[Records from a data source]
--------------------------------------------------
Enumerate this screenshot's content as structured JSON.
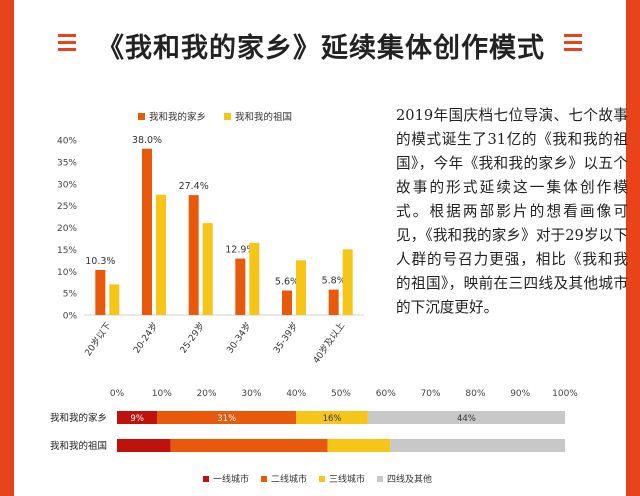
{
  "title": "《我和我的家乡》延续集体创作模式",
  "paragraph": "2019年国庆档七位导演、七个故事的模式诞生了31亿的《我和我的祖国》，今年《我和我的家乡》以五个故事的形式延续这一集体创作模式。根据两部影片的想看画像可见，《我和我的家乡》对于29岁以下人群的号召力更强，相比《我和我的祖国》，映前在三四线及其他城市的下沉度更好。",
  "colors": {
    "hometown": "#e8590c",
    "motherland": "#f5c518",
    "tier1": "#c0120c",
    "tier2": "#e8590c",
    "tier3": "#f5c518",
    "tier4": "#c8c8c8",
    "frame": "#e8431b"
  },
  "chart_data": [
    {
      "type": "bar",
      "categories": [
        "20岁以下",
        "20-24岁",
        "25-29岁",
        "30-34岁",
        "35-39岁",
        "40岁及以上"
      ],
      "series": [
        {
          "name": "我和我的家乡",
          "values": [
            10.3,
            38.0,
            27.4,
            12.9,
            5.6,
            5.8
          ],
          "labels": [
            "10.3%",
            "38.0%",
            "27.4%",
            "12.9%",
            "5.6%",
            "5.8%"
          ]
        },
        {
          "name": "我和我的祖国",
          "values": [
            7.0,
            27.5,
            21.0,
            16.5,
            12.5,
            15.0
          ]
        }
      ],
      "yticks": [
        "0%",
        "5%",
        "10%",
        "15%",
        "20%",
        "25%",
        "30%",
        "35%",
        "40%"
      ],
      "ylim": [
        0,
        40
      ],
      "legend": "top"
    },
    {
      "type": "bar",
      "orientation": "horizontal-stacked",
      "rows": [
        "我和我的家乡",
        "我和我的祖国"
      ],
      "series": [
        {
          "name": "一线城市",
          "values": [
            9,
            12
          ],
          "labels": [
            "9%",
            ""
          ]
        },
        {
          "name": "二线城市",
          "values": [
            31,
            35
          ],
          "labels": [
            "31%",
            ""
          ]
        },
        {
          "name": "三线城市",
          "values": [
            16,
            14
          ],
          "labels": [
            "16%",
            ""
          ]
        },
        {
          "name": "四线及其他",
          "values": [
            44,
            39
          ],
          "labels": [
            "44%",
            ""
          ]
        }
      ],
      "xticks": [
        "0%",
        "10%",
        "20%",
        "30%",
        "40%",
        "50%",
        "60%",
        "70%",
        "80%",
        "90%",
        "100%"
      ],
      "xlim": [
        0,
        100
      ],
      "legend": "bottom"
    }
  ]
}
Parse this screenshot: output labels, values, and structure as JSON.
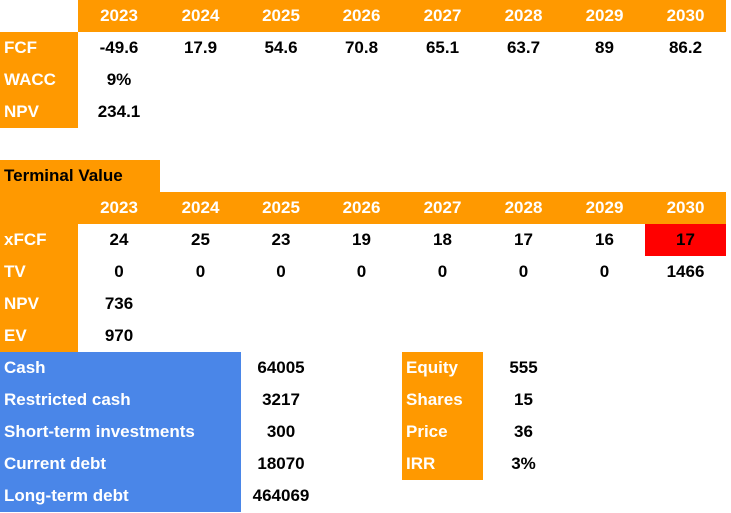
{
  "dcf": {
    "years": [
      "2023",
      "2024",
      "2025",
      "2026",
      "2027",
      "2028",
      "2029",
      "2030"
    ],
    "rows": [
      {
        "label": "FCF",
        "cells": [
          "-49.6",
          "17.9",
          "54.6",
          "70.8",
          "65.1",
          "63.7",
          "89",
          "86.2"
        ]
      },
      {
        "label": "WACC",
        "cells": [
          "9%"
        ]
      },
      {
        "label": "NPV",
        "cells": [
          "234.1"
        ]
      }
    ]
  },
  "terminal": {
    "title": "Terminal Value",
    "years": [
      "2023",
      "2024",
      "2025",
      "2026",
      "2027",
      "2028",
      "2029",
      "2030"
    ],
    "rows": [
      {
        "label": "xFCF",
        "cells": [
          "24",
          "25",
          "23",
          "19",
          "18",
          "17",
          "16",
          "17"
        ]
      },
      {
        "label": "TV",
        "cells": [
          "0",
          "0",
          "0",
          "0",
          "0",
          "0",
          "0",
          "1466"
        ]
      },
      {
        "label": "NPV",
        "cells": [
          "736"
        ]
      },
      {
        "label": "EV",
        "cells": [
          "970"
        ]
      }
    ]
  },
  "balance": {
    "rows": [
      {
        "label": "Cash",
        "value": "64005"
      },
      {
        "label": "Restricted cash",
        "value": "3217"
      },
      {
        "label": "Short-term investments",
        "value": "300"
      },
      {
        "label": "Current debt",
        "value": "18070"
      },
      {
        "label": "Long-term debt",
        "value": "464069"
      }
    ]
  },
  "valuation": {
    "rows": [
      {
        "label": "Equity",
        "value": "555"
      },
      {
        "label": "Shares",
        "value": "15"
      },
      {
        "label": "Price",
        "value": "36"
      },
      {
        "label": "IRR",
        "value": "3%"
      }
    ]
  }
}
--------------------------------------------------
EXERCISE BRIEF:
Word for word, quote the lines above. Omit the pictures.

ANSWER IN FULL:
Enumerate this screenshot's content as structured JSON.
{
  "title": "《我和我的家乡》延续集体创作模式",
  "paragraph": "2019年国庆档七位导演、七个故事的模式诞生了31亿的《我和我的祖国》，今年《我和我的家乡》以五个故事的形式延续这一集体创作模式。根据两部影片的想看画像可见，《我和我的家乡》对于29岁以下人群的号召力更强，相比《我和我的祖国》，映前在三四线及其他城市的下沉度更好。",
  "colors": {
    "hometown": "#e8590c",
    "motherland": "#f5c518",
    "tier1": "#c0120c",
    "tier2": "#e8590c",
    "tier3": "#f5c518",
    "tier4": "#c8c8c8",
    "frame": "#e8431b"
  },
  "chart_data": [
    {
      "type": "bar",
      "categories": [
        "20岁以下",
        "20-24岁",
        "25-29岁",
        "30-34岁",
        "35-39岁",
        "40岁及以上"
      ],
      "series": [
        {
          "name": "我和我的家乡",
          "values": [
            10.3,
            38.0,
            27.4,
            12.9,
            5.6,
            5.8
          ],
          "labels": [
            "10.3%",
            "38.0%",
            "27.4%",
            "12.9%",
            "5.6%",
            "5.8%"
          ]
        },
        {
          "name": "我和我的祖国",
          "values": [
            7.0,
            27.5,
            21.0,
            16.5,
            12.5,
            15.0
          ]
        }
      ],
      "yticks": [
        "0%",
        "5%",
        "10%",
        "15%",
        "20%",
        "25%",
        "30%",
        "35%",
        "40%"
      ],
      "ylim": [
        0,
        40
      ],
      "legend": "top"
    },
    {
      "type": "bar",
      "orientation": "horizontal-stacked",
      "rows": [
        "我和我的家乡",
        "我和我的祖国"
      ],
      "series": [
        {
          "name": "一线城市",
          "values": [
            9,
            12
          ],
          "labels": [
            "9%",
            ""
          ]
        },
        {
          "name": "二线城市",
          "values": [
            31,
            35
          ],
          "labels": [
            "31%",
            ""
          ]
        },
        {
          "name": "三线城市",
          "values": [
            16,
            14
          ],
          "labels": [
            "16%",
            ""
          ]
        },
        {
          "name": "四线及其他",
          "values": [
            44,
            39
          ],
          "labels": [
            "44%",
            ""
          ]
        }
      ],
      "xticks": [
        "0%",
        "10%",
        "20%",
        "30%",
        "40%",
        "50%",
        "60%",
        "70%",
        "80%",
        "90%",
        "100%"
      ],
      "xlim": [
        0,
        100
      ],
      "legend": "bottom"
    }
  ]
}
Parse this screenshot: output labels, values, and structure as JSON.
{
  "dcf": {
    "years": [
      "2023",
      "2024",
      "2025",
      "2026",
      "2027",
      "2028",
      "2029",
      "2030"
    ],
    "rows": [
      {
        "label": "FCF",
        "cells": [
          "-49.6",
          "17.9",
          "54.6",
          "70.8",
          "65.1",
          "63.7",
          "89",
          "86.2"
        ]
      },
      {
        "label": "WACC",
        "cells": [
          "9%"
        ]
      },
      {
        "label": "NPV",
        "cells": [
          "234.1"
        ]
      }
    ]
  },
  "terminal": {
    "title": "Terminal Value",
    "years": [
      "2023",
      "2024",
      "2025",
      "2026",
      "2027",
      "2028",
      "2029",
      "2030"
    ],
    "rows": [
      {
        "label": "xFCF",
        "cells": [
          "24",
          "25",
          "23",
          "19",
          "18",
          "17",
          "16",
          "17"
        ]
      },
      {
        "label": "TV",
        "cells": [
          "0",
          "0",
          "0",
          "0",
          "0",
          "0",
          "0",
          "1466"
        ]
      },
      {
        "label": "NPV",
        "cells": [
          "736"
        ]
      },
      {
        "label": "EV",
        "cells": [
          "970"
        ]
      }
    ]
  },
  "balance": {
    "rows": [
      {
        "label": "Cash",
        "value": "64005"
      },
      {
        "label": "Restricted cash",
        "value": "3217"
      },
      {
        "label": "Short-term investments",
        "value": "300"
      },
      {
        "label": "Current debt",
        "value": "18070"
      },
      {
        "label": "Long-term debt",
        "value": "464069"
      }
    ]
  },
  "valuation": {
    "rows": [
      {
        "label": "Equity",
        "value": "555"
      },
      {
        "label": "Shares",
        "value": "15"
      },
      {
        "label": "Price",
        "value": "36"
      },
      {
        "label": "IRR",
        "value": "3%"
      }
    ]
  }
}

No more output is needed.